== REQUIREMENTS ==
Pull out every line below holding the word "true".

== RECORD EXCERPTS ==
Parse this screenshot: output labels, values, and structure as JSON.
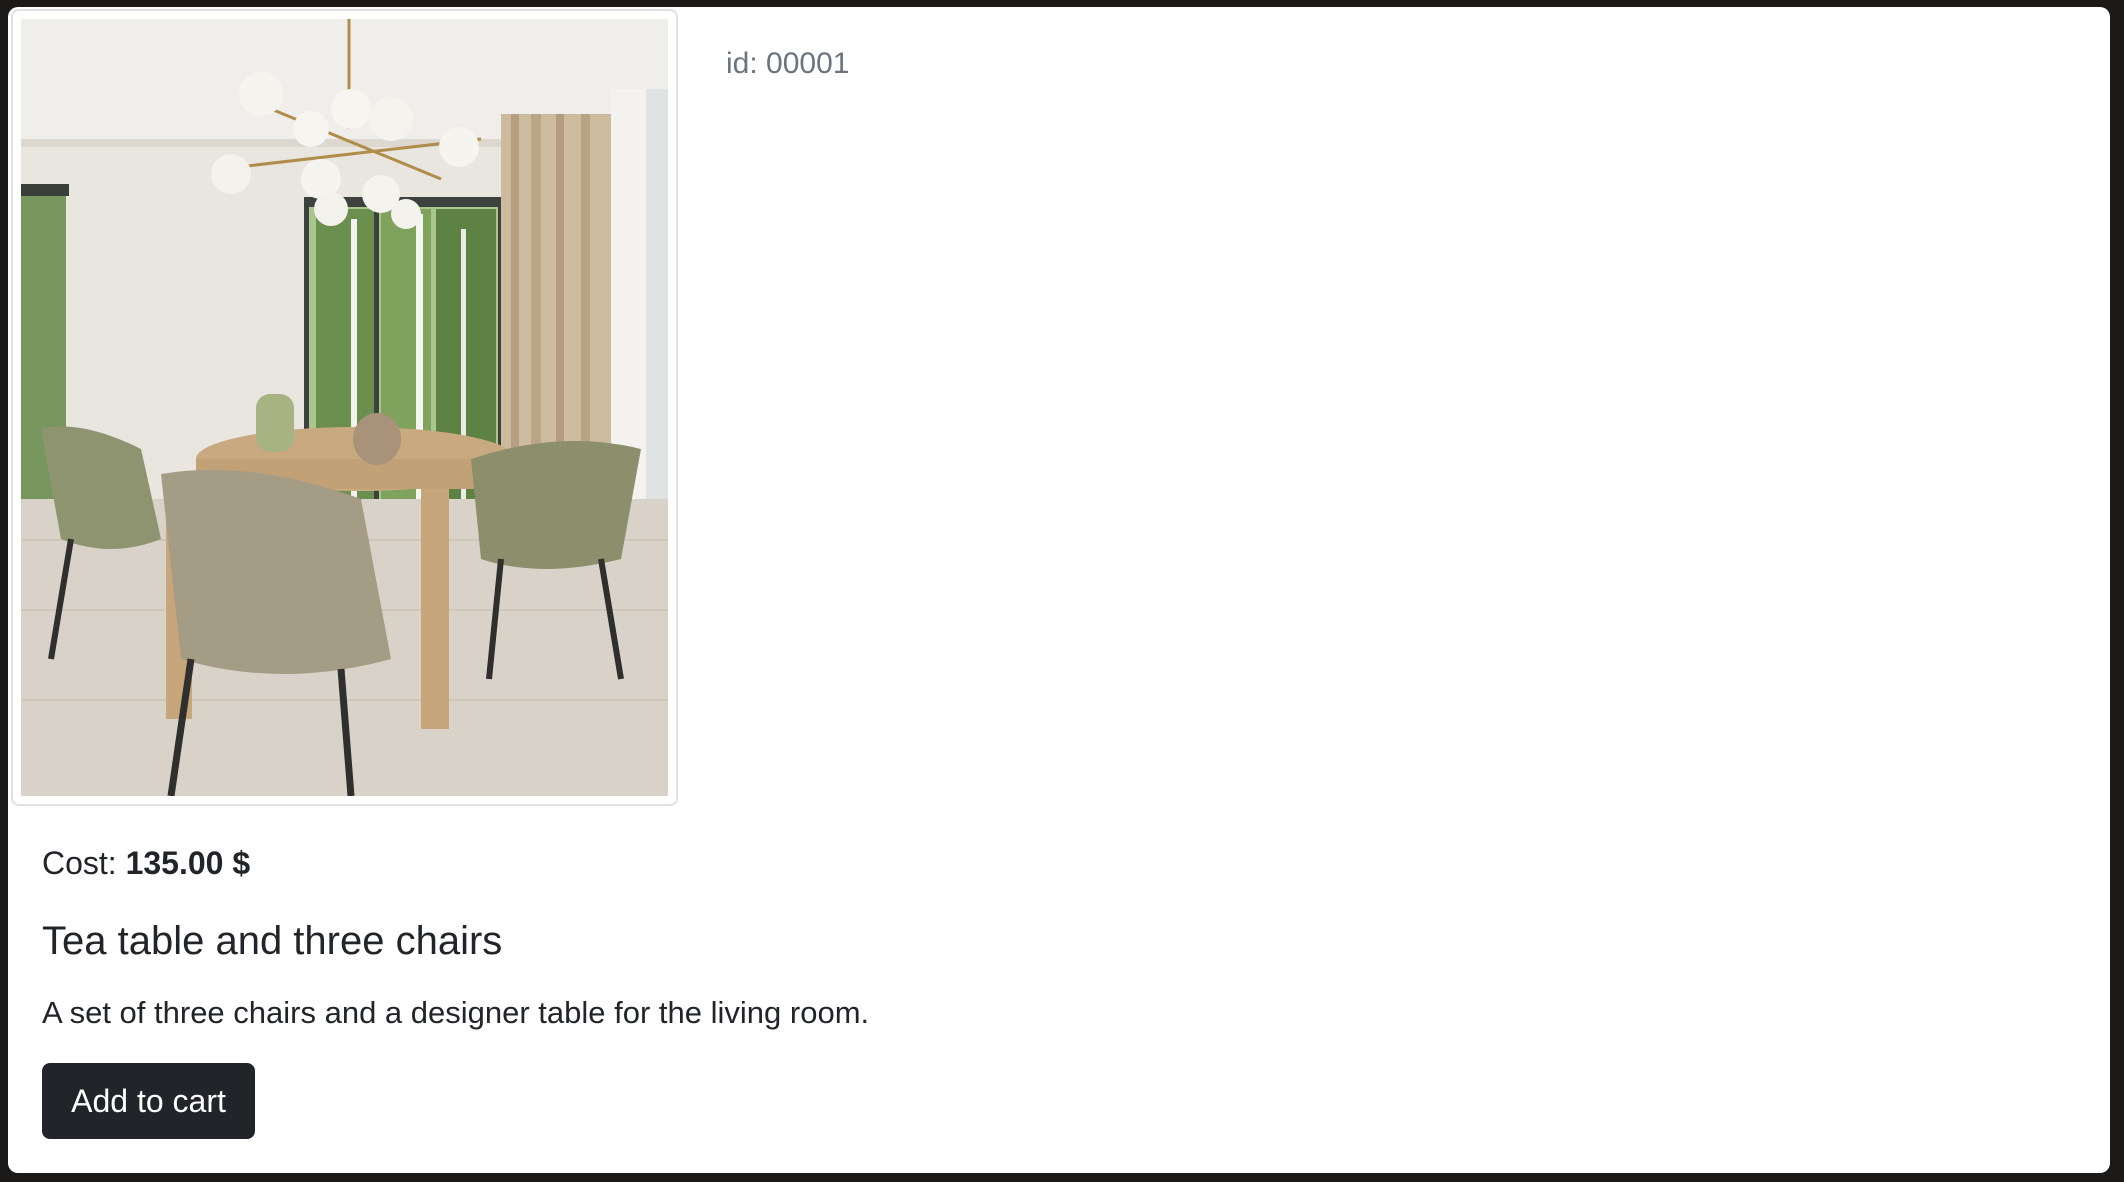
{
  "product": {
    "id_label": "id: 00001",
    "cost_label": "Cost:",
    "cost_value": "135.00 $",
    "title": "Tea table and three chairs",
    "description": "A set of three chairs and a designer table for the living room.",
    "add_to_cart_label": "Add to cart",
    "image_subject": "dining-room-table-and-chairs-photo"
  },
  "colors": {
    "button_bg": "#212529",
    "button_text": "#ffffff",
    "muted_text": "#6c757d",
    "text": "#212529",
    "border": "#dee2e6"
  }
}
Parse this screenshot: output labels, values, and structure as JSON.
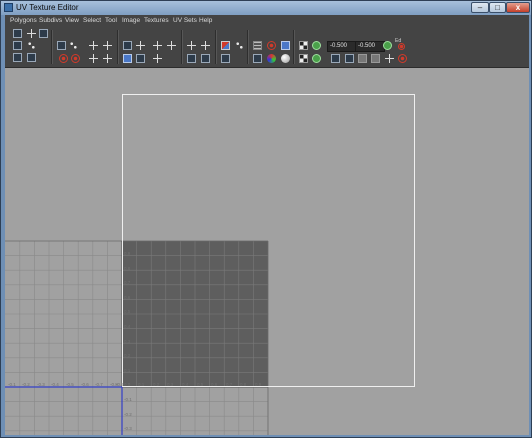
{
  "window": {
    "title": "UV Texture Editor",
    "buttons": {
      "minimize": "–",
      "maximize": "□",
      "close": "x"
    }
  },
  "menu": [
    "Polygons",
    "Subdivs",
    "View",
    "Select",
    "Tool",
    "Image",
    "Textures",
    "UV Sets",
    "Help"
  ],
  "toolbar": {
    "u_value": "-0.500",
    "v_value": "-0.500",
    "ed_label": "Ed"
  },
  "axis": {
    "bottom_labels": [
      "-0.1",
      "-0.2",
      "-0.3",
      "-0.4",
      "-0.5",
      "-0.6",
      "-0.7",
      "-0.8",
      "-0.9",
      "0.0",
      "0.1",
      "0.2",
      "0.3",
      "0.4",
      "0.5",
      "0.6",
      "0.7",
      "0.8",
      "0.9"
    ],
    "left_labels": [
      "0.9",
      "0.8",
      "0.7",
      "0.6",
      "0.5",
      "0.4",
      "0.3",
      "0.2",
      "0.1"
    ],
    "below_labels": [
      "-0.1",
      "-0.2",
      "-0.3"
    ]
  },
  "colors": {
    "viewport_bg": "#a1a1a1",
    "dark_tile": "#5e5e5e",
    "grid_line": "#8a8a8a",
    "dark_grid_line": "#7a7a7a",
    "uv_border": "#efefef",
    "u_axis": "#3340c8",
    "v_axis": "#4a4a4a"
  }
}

...

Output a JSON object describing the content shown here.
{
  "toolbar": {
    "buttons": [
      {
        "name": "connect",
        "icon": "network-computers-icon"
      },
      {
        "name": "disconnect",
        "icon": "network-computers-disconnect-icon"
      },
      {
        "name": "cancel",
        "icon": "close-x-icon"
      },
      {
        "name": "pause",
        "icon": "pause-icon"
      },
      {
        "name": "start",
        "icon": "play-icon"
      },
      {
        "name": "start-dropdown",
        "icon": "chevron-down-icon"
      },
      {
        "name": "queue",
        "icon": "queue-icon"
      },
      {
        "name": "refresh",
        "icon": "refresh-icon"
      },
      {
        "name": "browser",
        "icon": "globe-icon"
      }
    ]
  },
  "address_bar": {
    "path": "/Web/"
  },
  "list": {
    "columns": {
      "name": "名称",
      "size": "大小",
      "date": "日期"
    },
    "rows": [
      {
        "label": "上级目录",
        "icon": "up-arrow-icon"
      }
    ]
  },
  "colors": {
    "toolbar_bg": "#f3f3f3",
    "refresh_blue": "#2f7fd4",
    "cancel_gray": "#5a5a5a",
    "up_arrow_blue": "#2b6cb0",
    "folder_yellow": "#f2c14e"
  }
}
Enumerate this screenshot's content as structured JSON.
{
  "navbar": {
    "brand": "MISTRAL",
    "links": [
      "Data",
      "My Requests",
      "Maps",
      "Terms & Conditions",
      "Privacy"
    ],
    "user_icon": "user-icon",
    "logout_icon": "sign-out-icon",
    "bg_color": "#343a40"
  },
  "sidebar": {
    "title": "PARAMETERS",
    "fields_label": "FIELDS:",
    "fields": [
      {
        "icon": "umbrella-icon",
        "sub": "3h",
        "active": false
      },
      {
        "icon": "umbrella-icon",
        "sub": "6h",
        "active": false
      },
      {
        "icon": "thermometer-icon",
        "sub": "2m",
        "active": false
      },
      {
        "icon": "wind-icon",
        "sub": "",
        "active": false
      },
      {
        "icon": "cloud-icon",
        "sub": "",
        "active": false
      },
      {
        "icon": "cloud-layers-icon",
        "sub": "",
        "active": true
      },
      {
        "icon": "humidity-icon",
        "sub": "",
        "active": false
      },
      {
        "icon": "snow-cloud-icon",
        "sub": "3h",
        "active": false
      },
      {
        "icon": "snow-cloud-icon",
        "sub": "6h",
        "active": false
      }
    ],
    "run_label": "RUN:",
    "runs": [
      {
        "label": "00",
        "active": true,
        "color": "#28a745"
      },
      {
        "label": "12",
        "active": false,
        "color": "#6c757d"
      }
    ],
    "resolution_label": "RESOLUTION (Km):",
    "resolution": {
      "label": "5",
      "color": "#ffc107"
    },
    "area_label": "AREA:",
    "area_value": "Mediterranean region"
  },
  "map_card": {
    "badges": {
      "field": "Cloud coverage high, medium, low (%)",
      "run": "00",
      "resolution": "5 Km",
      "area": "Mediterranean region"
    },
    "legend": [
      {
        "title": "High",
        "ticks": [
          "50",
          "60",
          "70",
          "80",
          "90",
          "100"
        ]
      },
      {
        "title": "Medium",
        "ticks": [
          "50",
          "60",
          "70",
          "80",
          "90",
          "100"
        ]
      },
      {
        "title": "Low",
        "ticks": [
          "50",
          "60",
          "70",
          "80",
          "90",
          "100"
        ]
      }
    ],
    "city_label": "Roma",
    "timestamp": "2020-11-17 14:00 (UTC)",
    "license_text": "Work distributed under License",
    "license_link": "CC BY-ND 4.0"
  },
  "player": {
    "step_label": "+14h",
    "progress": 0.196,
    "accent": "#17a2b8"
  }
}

---

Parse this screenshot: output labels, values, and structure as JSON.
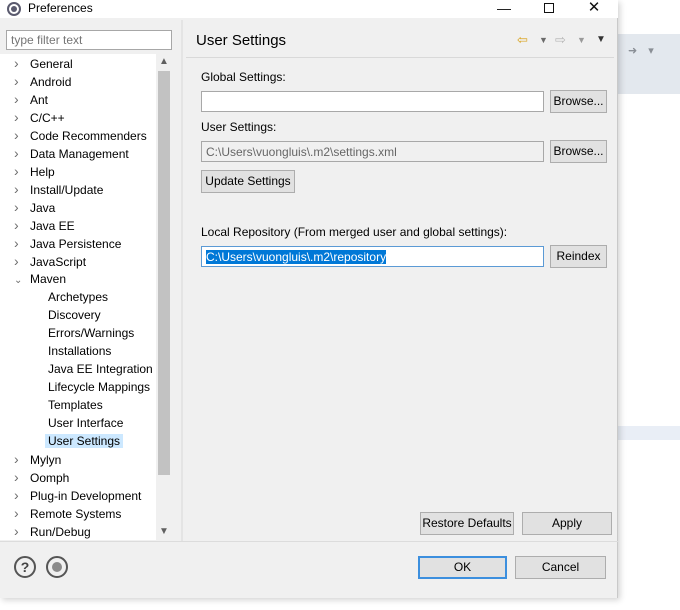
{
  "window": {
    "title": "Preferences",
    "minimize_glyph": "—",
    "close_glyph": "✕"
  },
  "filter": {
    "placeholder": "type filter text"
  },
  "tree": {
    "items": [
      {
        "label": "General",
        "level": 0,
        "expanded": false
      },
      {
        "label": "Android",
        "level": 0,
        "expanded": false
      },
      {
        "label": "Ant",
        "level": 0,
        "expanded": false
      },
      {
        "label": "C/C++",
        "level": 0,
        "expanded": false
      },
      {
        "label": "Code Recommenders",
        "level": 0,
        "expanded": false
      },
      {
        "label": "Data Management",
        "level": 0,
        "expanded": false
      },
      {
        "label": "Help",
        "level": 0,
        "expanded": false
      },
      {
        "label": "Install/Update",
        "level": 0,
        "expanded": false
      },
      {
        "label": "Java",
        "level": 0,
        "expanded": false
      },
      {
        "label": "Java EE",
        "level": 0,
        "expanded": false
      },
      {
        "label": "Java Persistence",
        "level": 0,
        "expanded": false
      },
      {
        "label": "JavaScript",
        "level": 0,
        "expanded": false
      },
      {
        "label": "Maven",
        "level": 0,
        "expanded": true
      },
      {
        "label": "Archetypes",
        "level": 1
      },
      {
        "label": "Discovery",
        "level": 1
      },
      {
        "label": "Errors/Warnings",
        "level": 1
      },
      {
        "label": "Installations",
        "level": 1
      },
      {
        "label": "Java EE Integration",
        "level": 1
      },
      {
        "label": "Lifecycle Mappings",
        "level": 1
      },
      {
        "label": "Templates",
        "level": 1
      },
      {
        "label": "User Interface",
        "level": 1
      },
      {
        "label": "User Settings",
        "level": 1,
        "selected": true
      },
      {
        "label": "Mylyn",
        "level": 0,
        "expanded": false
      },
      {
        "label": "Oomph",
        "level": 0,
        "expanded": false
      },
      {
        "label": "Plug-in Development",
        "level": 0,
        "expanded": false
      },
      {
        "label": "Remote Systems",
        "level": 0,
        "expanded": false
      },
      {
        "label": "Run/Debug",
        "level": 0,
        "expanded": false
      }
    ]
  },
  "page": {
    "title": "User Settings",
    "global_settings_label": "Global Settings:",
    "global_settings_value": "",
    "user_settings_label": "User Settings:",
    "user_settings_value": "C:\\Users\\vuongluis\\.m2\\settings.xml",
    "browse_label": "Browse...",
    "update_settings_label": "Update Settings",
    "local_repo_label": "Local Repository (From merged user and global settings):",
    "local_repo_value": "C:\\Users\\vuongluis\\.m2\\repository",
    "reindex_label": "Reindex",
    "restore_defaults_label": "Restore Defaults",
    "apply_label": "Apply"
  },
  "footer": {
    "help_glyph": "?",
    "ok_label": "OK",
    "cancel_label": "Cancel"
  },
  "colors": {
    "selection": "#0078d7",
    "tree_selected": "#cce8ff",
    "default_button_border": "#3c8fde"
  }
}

== FINAL RESULT ==
        "active": true
        "active": true,
        "expanded": true
        "selected": true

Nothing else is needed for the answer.